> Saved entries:
┄┄┄┄┄┄┄┄┄┄┄┄┄┄┄┄┄┄┄┄

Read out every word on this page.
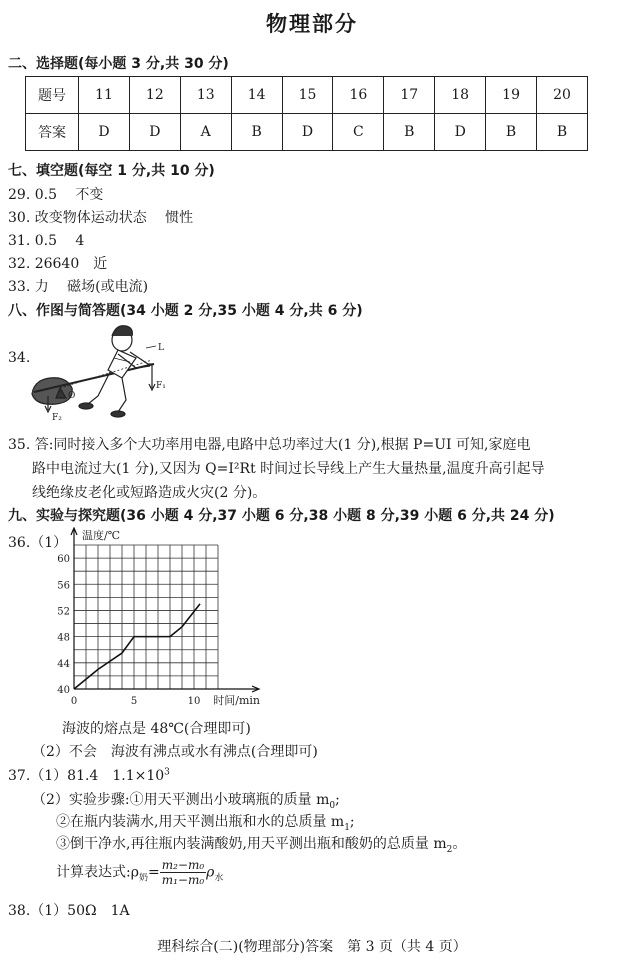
物理部分
二、选择题(每小题 3 分,共 30 分)
题号	11	12	13	14	15	16	17	18	19	20
答案	D	D	A	B	D	C	B	D	B	B
七、填空题(每空 1 分,共 10 分)
29. 0.5　 不变
30. 改变物体运动状态　 惯性
31. 0.5　 4
32. 26640　近
33. 力　 磁场(或电流)
八、作图与简答题(34 小题 2 分,35 小题 4 分,共 6 分)
34.
F₁
F₂
L
O
35. 答:同时接入多个大功率用电器,电路中总功率过大(1 分),根据 P=UI 可知,家庭电
路中电流过大(1 分),又因为 Q=I²Rt 时间过长导线上产生大量热量,温度升高引起导
线绝缘皮老化或短路造成火灾(2 分)。
九、实验与探究题(36 小题 4 分,37 小题 6 分,38 小题 8 分,39 小题 6 分,共 24 分)
36.（1）
40
44
48
52
56
60
0	5	10
温度/℃
时间/min
海波的熔点是 48℃(合理即可)
（2）不会　海波有沸点或水有沸点(合理即可)
37.（1）81.4　$1.1\times 10^3$
（2）实验步骤:①用天平测出小玻璃瓶的质量 $m_0$;
②在瓶内装满水,用天平测出瓶和水的总质量 $m_1$;
③倒干净水,再往瓶内装满酸奶,用天平测出瓶和酸奶的总质量 $m_2$。
计算表达式$:\rho_奶= \frac{\text{m₂−m₀}}{\text{m₁−m₀}} \rho_水$
38.（1）50Ω　1A
理科综合(二)(物理部分)答案　第 3 页（共 4 页）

┄┄┄┄┄┄┄┄┄┄┄┄┄┄┄┄┄┄┄┄

> Aim of the task: Reproduce the entries exactly. Do not carry over any picture.

> Exercise output:
Read out every word on this page.
物理部分
二、选择题(每小题 3 分,共 30 分)
题号	11	12	13	14	15	16	17	18	19	20
答案	D	D	A	B	D	C	B	D	B	B
七、填空题(每空 1 分,共 10 分)
29. 0.5　 不变
30. 改变物体运动状态　 惯性
31. 0.5　 4
32. 26640　近
33. 力　 磁场(或电流)
八、作图与简答题(34 小题 2 分,35 小题 4 分,共 6 分)
34.
F₁
F₂
L
O
35. 答:同时接入多个大功率用电器,电路中总功率过大(1 分),根据 P=UI 可知,家庭电
路中电流过大(1 分),又因为 Q=I²Rt 时间过长导线上产生大量热量,温度升高引起导
线绝缘皮老化或短路造成火灾(2 分)。
九、实验与探究题(36 小题 4 分,37 小题 6 分,38 小题 8 分,39 小题 6 分,共 24 分)
36.（1）
40
44
48
52
56
60
0	5	10
温度/℃
时间/min
海波的熔点是 48℃(合理即可)
（2）不会　海波有沸点或水有沸点(合理即可)
37.（1）81.4　$1.1\times 10^3$
（2）实验步骤:①用天平测出小玻璃瓶的质量 $m_0$;
②在瓶内装满水,用天平测出瓶和水的总质量 $m_1$;
③倒干净水,再往瓶内装满酸奶,用天平测出瓶和酸奶的总质量 $m_2$。
计算表达式$:\rho_奶= \frac{\text{m₂−m₀}}{\text{m₁−m₀}} \rho_水$
38.（1）50Ω　1A
理科综合(二)(物理部分)答案　第 3 页（共 4 页）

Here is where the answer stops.